REQUIREMENT
Repeat verbatim each line from the line with "Read out every word on this page." to the end of the entries. Pictures do not belong in the copy.

LISTED ENTRIES
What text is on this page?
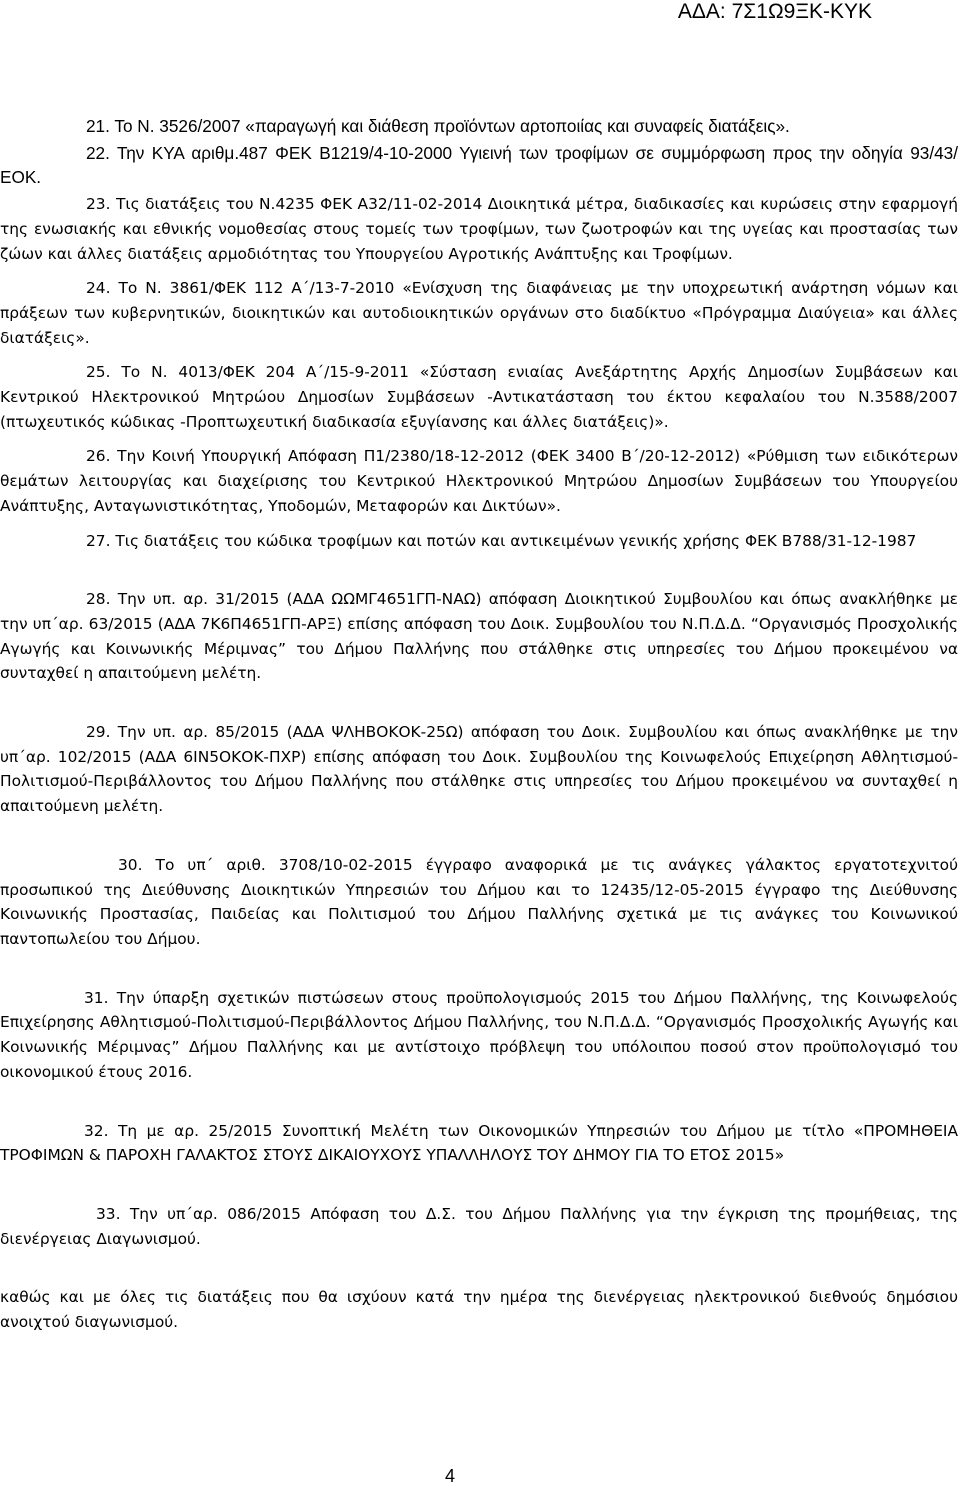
ΑΔΑ: 7Σ1Ω9ΞΚ-ΚΥΚ

21. Το Ν. 3526/2007 «παραγωγή και διάθεση προϊόντων αρτοποιίας και συναφείς διατάξεις».

22. Την ΚΥΑ αριθμ.487 ΦΕΚ Β1219/4-10-2000 Υγιεινή των τροφίμων σε συμμόρφωση προς την οδηγία 93/43/ΕΟΚ.

23. Τις διατάξεις του Ν.4235 ΦΕΚ Α32/11-02-2014 Διοικητικά μέτρα, διαδικασίες και κυρώσεις στην εφαρμογή της ενωσιακής και εθνικής νομοθεσίας στους τομείς των τροφίμων, των ζωοτροφών και της υγείας και προστασίας των ζώων και άλλες διατάξεις αρμοδιότητας του Υπουργείου Αγροτικής Ανάπτυξης και Τροφίμων.

24. Το Ν. 3861/ΦΕΚ 112 Α΄/13-7-2010 «Ενίσχυση της διαφάνειας με την υποχρεωτική ανάρτηση νόμων και πράξεων των κυβερνητικών, διοικητικών και αυτοδιοικητικών οργάνων στο διαδίκτυο «Πρόγραμμα Διαύγεια» και άλλες διατάξεις».

25. Το Ν. 4013/ΦΕΚ 204 Α΄/15-9-2011 «Σύσταση ενιαίας Ανεξάρτητης Αρχής Δημοσίων Συμβάσεων και Κεντρικού Ηλεκτρονικού Μητρώου Δημοσίων Συμβάσεων -Αντικατάσταση του έκτου κεφαλαίου του Ν.3588/2007 (πτωχευτικός κώδικας -Προπτωχευτική διαδικασία εξυγίανσης και άλλες διατάξεις)».

26. Την Κοινή Υπουργική Απόφαση Π1/2380/18-12-2012 (ΦΕΚ 3400 Β΄/20-12-2012) «Ρύθμιση των ειδικότερων θεμάτων λειτουργίας και διαχείρισης του Κεντρικού Ηλεκτρονικού Μητρώου Δημοσίων Συμβάσεων του Υπουργείου Ανάπτυξης, Ανταγωνιστικότητας, Υποδομών, Μεταφορών και Δικτύων».

27. Τις διατάξεις του κώδικα τροφίμων και ποτών και αντικειμένων γενικής χρήσης ΦΕΚ Β788/31-12-1987

28. Την υπ. αρ. 31/2015 (ΑΔΑ ΩΩΜΓ4651ΓΠ-ΝΑΩ) απόφαση Διοικητικού Συμβουλίου και όπως ανακλήθηκε με την υπ΄αρ. 63/2015 (ΑΔΑ 7Κ6Π4651ΓΠ-ΑΡΞ) επίσης απόφαση του Δοικ. Συμβουλίου του Ν.Π.Δ.Δ. “Οργανισμός Προσχολικής Αγωγής και Κοινωνικής Μέριμνας” του Δήμου Παλλήνης που στάλθηκε στις υπηρεσίες του Δήμου προκειμένου να συνταχθεί η απαιτούμενη μελέτη.

29. Την υπ. αρ. 85/2015 (ΑΔΑ ΨΛΗΒΟΚΟΚ-25Ω) απόφαση του Δοικ. Συμβουλίου και όπως ανακλήθηκε με την υπ΄αρ. 102/2015 (ΑΔΑ 6ΙΝ5ΟΚΟΚ-ΠΧΡ) επίσης απόφαση του Δοικ. Συμβουλίου της Κοινωφελούς Επιχείρηση Αθλητισμού-Πολιτισμού-Περιβάλλοντος του Δήμου Παλλήνης που στάλθηκε στις υπηρεσίες του Δήμου προκειμένου να συνταχθεί η απαιτούμενη μελέτη.

30. Το υπ΄ αριθ. 3708/10-02-2015 έγγραφο αναφορικά με τις ανάγκες γάλακτος εργατοτεχνιτού προσωπικού της Διεύθυνσης Διοικητικών Υπηρεσιών του Δήμου και το 12435/12-05-2015 έγγραφο της Διεύθυνσης Κοινωνικής Προστασίας, Παιδείας και Πολιτισμού του Δήμου Παλλήνης σχετικά με τις ανάγκες του Κοινωνικού παντοπωλείου του Δήμου.

31. Την ύπαρξη σχετικών πιστώσεων στους προϋπολογισμούς 2015 του Δήμου Παλλήνης, της Κοινωφελούς Επιχείρησης Αθλητισμού-Πολιτισμού-Περιβάλλοντος Δήμου Παλλήνης, του Ν.Π.Δ.Δ. “Οργανισμός Προσχολικής Αγωγής και Κοινωνικής Μέριμνας” Δήμου Παλλήνης και με αντίστοιχο πρόβλεψη του υπόλοιπου ποσού στον προϋπολογισμό του οικονομικού έτους 2016.

32. Τη με αρ. 25/2015 Συνοπτική Μελέτη των Οικονομικών Υπηρεσιών του Δήμου με τίτλο «ΠΡΟΜΗΘΕΙΑ ΤΡΟΦΙΜΩΝ & ΠΑΡΟΧΗ ΓΑΛΑΚΤΟΣ ΣΤΟΥΣ ΔΙΚΑΙΟΥΧΟΥΣ ΥΠΑΛΛΗΛΟΥΣ ΤΟΥ ΔΗΜΟΥ ΓΙΑ ΤΟ ΕΤΟΣ 2015»

33. Την υπ΄αρ. 086/2015 Απόφαση του Δ.Σ. του Δήμου Παλλήνης για την έγκριση της προμήθειας, της διενέργειας Διαγωνισμού.

καθώς και με όλες τις διατάξεις που θα ισχύουν κατά την ημέρα της διενέργειας ηλεκτρονικού διεθνούς δημόσιου ανοιχτού διαγωνισμού.

4
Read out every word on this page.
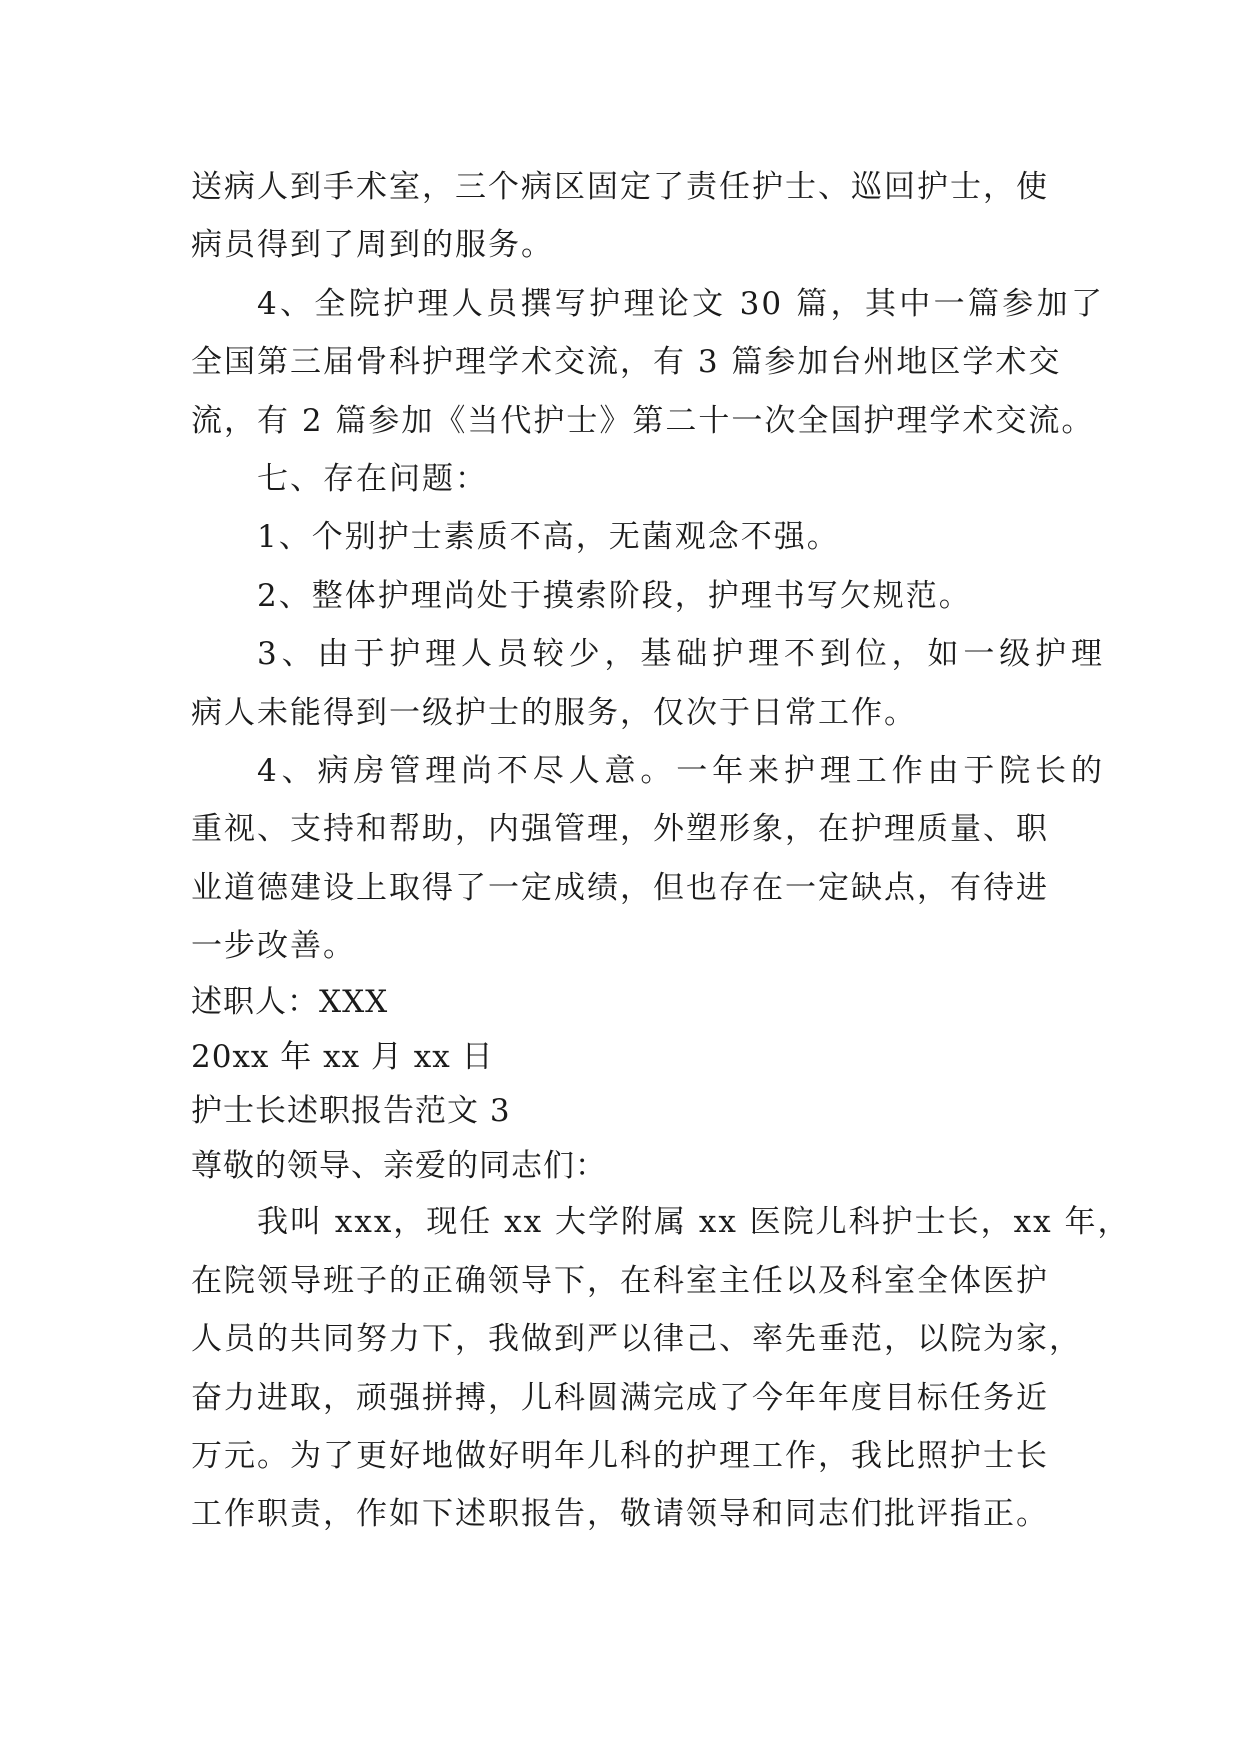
送病人到手术室，三个病区固定了责任护士、巡回护士，使
病员得到了周到的服务。
4、全院护理人员撰写护理论文 30 篇，其中一篇参加了
全国第三届骨科护理学术交流，有 3 篇参加台州地区学术交
流，有 2 篇参加《当代护士》第二十一次全国护理学术交流。
七、存在问题：
1、个别护士素质不高，无菌观念不强。
2、整体护理尚处于摸索阶段，护理书写欠规范。
3、由于护理人员较少，基础护理不到位，如一级护理
病人未能得到一级护士的服务，仅次于日常工作。
4、病房管理尚不尽人意。一年来护理工作由于院长的
重视、支持和帮助，内强管理，外塑形象，在护理质量、职
业道德建设上取得了一定成绩，但也存在一定缺点，有待进
一步改善。
述职人：XXX
20xx 年 xx 月 xx 日
护士长述职报告范文 3
尊敬的领导、亲爱的同志们：
我叫 xxx，现任 xx 大学附属 xx 医院儿科护士长，xx 年，
在院领导班子的正确领导下，在科室主任以及科室全体医护
人员的共同努力下，我做到严以律己、率先垂范，以院为家，
奋力进取，顽强拼搏，儿科圆满完成了今年年度目标任务近
万元。为了更好地做好明年儿科的护理工作，我比照护士长
工作职责，作如下述职报告，敬请领导和同志们批评指正。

FINAL ANSWER
Read out every word on this page.
送病人到手术室，三个病区固定了责任护士、巡回护士，使
病员得到了周到的服务。
4、全院护理人员撰写护理论文 30 篇，其中一篇参加了
全国第三届骨科护理学术交流，有 3 篇参加台州地区学术交
流，有 2 篇参加《当代护士》第二十一次全国护理学术交流。
七、存在问题：
1、个别护士素质不高，无菌观念不强。
2、整体护理尚处于摸索阶段，护理书写欠规范。
3、由于护理人员较少，基础护理不到位，如一级护理
病人未能得到一级护士的服务，仅次于日常工作。
4、病房管理尚不尽人意。一年来护理工作由于院长的
重视、支持和帮助，内强管理，外塑形象，在护理质量、职
业道德建设上取得了一定成绩，但也存在一定缺点，有待进
一步改善。
述职人：XXX
20xx 年 xx 月 xx 日
护士长述职报告范文 3
尊敬的领导、亲爱的同志们：
我叫 xxx，现任 xx 大学附属 xx 医院儿科护士长，xx 年，
在院领导班子的正确领导下，在科室主任以及科室全体医护
人员的共同努力下，我做到严以律己、率先垂范，以院为家，
奋力进取，顽强拼搏，儿科圆满完成了今年年度目标任务近
万元。为了更好地做好明年儿科的护理工作，我比照护士长
工作职责，作如下述职报告，敬请领导和同志们批评指正。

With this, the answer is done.